WORK REQUIRED ->
Transcribe these lines exactly as they appear.

Element box annotations ->
* start *

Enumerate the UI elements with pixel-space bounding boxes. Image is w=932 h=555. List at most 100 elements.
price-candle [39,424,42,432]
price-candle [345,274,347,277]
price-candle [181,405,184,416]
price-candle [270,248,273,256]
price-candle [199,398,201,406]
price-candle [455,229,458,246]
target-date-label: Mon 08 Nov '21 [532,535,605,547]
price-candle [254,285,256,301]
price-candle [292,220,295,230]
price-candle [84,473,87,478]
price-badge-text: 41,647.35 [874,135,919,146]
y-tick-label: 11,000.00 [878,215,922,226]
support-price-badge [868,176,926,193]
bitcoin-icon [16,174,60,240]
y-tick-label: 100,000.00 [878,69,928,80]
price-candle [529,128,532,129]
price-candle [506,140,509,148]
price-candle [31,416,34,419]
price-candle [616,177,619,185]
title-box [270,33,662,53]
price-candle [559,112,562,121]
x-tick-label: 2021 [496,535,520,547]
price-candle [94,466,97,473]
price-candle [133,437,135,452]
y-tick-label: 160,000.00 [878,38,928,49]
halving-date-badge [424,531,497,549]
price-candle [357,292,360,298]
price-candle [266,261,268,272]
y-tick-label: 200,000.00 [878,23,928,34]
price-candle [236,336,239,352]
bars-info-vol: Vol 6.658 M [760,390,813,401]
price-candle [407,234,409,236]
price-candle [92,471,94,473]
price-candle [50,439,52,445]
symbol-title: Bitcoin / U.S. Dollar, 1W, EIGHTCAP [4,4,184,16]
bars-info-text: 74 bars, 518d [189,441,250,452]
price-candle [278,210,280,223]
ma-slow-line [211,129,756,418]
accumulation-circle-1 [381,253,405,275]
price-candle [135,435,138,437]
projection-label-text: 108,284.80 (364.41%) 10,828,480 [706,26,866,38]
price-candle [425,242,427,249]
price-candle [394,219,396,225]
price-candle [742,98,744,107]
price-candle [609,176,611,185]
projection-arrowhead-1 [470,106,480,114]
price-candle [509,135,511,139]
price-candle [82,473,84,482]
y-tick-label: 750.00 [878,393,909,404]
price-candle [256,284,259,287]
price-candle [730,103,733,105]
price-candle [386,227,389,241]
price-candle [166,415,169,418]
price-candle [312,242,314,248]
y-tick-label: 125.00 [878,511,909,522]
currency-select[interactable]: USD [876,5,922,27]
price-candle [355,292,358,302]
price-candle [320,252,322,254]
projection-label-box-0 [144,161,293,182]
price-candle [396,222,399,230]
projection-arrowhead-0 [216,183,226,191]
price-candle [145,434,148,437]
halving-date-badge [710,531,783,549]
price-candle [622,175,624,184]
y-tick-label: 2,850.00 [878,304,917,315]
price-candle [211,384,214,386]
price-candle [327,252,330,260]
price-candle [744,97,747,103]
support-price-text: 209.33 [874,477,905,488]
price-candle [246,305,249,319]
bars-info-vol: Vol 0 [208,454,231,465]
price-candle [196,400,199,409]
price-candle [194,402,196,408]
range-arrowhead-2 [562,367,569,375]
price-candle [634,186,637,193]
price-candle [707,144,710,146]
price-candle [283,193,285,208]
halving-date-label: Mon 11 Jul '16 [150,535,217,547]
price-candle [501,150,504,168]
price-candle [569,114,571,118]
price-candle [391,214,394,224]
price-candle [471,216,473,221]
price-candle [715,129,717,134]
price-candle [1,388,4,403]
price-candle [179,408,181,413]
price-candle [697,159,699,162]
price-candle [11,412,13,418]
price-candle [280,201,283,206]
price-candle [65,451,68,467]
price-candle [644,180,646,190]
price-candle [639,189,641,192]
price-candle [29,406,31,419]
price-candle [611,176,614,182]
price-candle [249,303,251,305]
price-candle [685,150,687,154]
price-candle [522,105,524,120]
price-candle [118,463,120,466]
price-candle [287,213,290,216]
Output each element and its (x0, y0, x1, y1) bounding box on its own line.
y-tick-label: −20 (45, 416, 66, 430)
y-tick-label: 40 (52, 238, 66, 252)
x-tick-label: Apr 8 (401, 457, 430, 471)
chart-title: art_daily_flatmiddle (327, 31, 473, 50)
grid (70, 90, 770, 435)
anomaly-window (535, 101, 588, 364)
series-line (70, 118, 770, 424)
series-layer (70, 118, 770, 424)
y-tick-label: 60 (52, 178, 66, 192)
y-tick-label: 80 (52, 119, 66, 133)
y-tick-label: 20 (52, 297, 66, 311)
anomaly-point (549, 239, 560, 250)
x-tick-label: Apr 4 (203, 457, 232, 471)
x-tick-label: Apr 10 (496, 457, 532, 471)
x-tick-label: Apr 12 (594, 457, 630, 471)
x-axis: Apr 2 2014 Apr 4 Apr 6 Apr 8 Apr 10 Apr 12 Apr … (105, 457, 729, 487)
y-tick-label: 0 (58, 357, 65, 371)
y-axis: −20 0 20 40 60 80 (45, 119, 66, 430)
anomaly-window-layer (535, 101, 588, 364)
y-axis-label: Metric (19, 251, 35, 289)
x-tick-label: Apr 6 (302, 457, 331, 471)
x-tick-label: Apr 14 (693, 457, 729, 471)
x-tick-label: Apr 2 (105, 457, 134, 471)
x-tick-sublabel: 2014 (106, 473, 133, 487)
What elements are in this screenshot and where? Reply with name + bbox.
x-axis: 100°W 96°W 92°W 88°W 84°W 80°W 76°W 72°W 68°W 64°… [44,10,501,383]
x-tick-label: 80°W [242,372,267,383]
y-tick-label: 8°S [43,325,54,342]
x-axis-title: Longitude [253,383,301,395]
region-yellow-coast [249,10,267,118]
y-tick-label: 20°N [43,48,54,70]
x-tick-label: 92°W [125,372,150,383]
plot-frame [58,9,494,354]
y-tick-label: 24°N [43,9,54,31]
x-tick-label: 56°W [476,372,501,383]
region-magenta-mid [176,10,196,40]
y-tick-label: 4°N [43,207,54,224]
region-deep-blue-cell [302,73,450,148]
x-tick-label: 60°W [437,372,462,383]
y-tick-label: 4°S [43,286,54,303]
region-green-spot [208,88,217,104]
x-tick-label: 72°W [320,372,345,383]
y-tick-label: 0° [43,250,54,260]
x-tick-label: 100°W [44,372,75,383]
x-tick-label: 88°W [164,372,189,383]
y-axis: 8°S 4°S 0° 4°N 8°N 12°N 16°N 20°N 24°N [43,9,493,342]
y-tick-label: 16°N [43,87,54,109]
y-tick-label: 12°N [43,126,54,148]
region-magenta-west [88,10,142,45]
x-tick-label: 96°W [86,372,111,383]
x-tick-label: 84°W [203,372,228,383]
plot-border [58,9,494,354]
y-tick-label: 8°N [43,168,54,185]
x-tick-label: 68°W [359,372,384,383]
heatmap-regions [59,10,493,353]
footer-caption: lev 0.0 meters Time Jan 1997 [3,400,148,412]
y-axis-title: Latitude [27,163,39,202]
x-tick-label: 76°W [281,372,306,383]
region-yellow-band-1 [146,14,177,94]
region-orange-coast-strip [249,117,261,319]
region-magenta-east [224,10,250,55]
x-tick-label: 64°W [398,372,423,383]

* end *

PROBLEM SOLUTION ->
Enumerate the UI elements with pixel-space bounding boxes. Image is w=932 h=555. List at most 100 elements.
price-candle [39,424,42,432]
price-candle [345,274,347,277]
price-candle [181,405,184,416]
price-candle [270,248,273,256]
price-candle [199,398,201,406]
price-candle [455,229,458,246]
target-date-label: Mon 08 Nov '21 [532,535,605,547]
price-candle [254,285,256,301]
price-candle [292,220,295,230]
price-candle [84,473,87,478]
price-badge-text: 41,647.35 [874,135,919,146]
y-tick-label: 11,000.00 [878,215,922,226]
support-price-badge [868,176,926,193]
bitcoin-icon [16,174,60,240]
y-tick-label: 100,000.00 [878,69,928,80]
price-candle [529,128,532,129]
price-candle [506,140,509,148]
price-candle [31,416,34,419]
price-candle [616,177,619,185]
title-box [270,33,662,53]
price-candle [559,112,562,121]
x-tick-label: 2021 [496,535,520,547]
price-candle [94,466,97,473]
price-candle [133,437,135,452]
y-tick-label: 160,000.00 [878,38,928,49]
halving-date-badge [424,531,497,549]
price-candle [357,292,360,298]
price-candle [266,261,268,272]
y-tick-label: 200,000.00 [878,23,928,34]
price-candle [236,336,239,352]
bars-info-vol: Vol 6.658 M [760,390,813,401]
price-candle [407,234,409,236]
price-candle [92,471,94,473]
price-candle [50,439,52,445]
symbol-title: Bitcoin / U.S. Dollar, 1W, EIGHTCAP [4,4,184,16]
bars-info-text: 74 bars, 518d [189,441,250,452]
price-candle [278,210,280,223]
ma-slow-line [211,129,756,418]
accumulation-circle-1 [381,253,405,275]
price-candle [135,435,138,437]
projection-label-text: 108,284.80 (364.41%) 10,828,480 [706,26,866,38]
price-candle [425,242,427,249]
price-candle [394,219,396,225]
price-candle [742,98,744,107]
price-candle [609,176,611,185]
projection-arrowhead-1 [470,106,480,114]
price-candle [509,135,511,139]
price-candle [82,473,84,482]
y-tick-label: 750.00 [878,393,909,404]
price-candle [256,284,259,287]
price-candle [730,103,733,105]
price-candle [386,227,389,241]
price-candle [166,415,169,418]
price-candle [312,242,314,248]
y-tick-label: 125.00 [878,511,909,522]
currency-select[interactable]: USD [876,5,922,27]
price-candle [355,292,358,302]
price-candle [320,252,322,254]
projection-label-box-0 [144,161,293,182]
price-candle [396,222,399,230]
projection-arrowhead-0 [216,183,226,191]
price-candle [145,434,148,437]
halving-date-badge [710,531,783,549]
price-candle [622,175,624,184]
y-tick-label: 2,850.00 [878,304,917,315]
price-candle [211,384,214,386]
price-candle [327,252,330,260]
price-candle [744,97,747,103]
support-price-text: 209.33 [874,477,905,488]
price-candle [246,305,249,319]
bars-info-vol: Vol 0 [208,454,231,465]
price-candle [196,400,199,409]
price-candle [194,402,196,408]
range-arrowhead-2 [562,367,569,375]
price-candle [634,186,637,193]
price-candle [707,144,710,146]
price-candle [283,193,285,208]
halving-date-label: Mon 11 Jul '16 [150,535,217,547]
price-candle [501,150,504,168]
price-candle [569,114,571,118]
price-candle [391,214,394,224]
price-candle [471,216,473,221]
price-candle [715,129,717,134]
price-candle [1,388,4,403]
price-candle [179,408,181,413]
price-candle [697,159,699,162]
price-candle [11,412,13,418]
price-candle [280,201,283,206]
price-candle [65,451,68,467]
price-candle [644,180,646,190]
price-candle [639,189,641,192]
price-candle [29,406,31,419]
price-candle [611,176,614,182]
price-candle [249,303,251,305]
price-candle [685,150,687,154]
price-candle [522,105,524,120]
price-candle [118,463,120,466]
price-candle [287,213,290,216]
Output each element and its (x0, y0, x1, y1) bounding box on its own line.
y-tick-label: −20 (45, 416, 66, 430)
y-tick-label: 40 (52, 238, 66, 252)
x-tick-label: Apr 8 (401, 457, 430, 471)
chart-title: art_daily_flatmiddle (327, 31, 473, 50)
grid (70, 90, 770, 435)
anomaly-window (535, 101, 588, 364)
series-line (70, 118, 770, 424)
series-layer (70, 118, 770, 424)
y-tick-label: 60 (52, 178, 66, 192)
y-tick-label: 80 (52, 119, 66, 133)
y-tick-label: 20 (52, 297, 66, 311)
anomaly-point (549, 239, 560, 250)
x-tick-label: Apr 4 (203, 457, 232, 471)
x-tick-label: Apr 10 (496, 457, 532, 471)
x-tick-label: Apr 12 (594, 457, 630, 471)
x-axis: Apr 2 2014 Apr 4 Apr 6 Apr 8 Apr 10 Apr 12 Apr … (105, 457, 729, 487)
y-tick-label: 0 (58, 357, 65, 371)
y-axis: −20 0 20 40 60 80 (45, 119, 66, 430)
anomaly-window-layer (535, 101, 588, 364)
y-axis-label: Metric (19, 251, 35, 289)
x-tick-label: Apr 6 (302, 457, 331, 471)
x-tick-label: Apr 14 (693, 457, 729, 471)
x-tick-label: Apr 2 (105, 457, 134, 471)
x-tick-sublabel: 2014 (106, 473, 133, 487)
What elements are in this screenshot and where? Reply with name + bbox.
x-axis: 100°W 96°W 92°W 88°W 84°W 80°W 76°W 72°W 68°W 64°… [44,10,501,383]
x-tick-label: 80°W [242,372,267,383]
y-tick-label: 8°S [43,325,54,342]
x-axis-title: Longitude [253,383,301,395]
region-yellow-coast [249,10,267,118]
y-tick-label: 20°N [43,48,54,70]
x-tick-label: 92°W [125,372,150,383]
plot-frame [58,9,494,354]
y-tick-label: 24°N [43,9,54,31]
x-tick-label: 56°W [476,372,501,383]
region-magenta-mid [176,10,196,40]
y-tick-label: 4°N [43,207,54,224]
region-deep-blue-cell [302,73,450,148]
x-tick-label: 60°W [437,372,462,383]
y-tick-label: 4°S [43,286,54,303]
region-green-spot [208,88,217,104]
x-tick-label: 72°W [320,372,345,383]
y-tick-label: 0° [43,250,54,260]
x-tick-label: 100°W [44,372,75,383]
x-tick-label: 88°W [164,372,189,383]
y-axis: 8°S 4°S 0° 4°N 8°N 12°N 16°N 20°N 24°N [43,9,493,342]
y-tick-label: 16°N [43,87,54,109]
y-tick-label: 12°N [43,126,54,148]
region-magenta-west [88,10,142,45]
x-tick-label: 96°W [86,372,111,383]
x-tick-label: 84°W [203,372,228,383]
plot-border [58,9,494,354]
y-tick-label: 8°N [43,168,54,185]
x-tick-label: 68°W [359,372,384,383]
heatmap-regions [59,10,493,353]
footer-caption: lev 0.0 meters Time Jan 1997 [3,400,148,412]
y-axis-title: Latitude [27,163,39,202]
x-tick-label: 76°W [281,372,306,383]
region-yellow-band-1 [146,14,177,94]
region-orange-coast-strip [249,117,261,319]
region-magenta-east [224,10,250,55]
x-tick-label: 64°W [398,372,423,383]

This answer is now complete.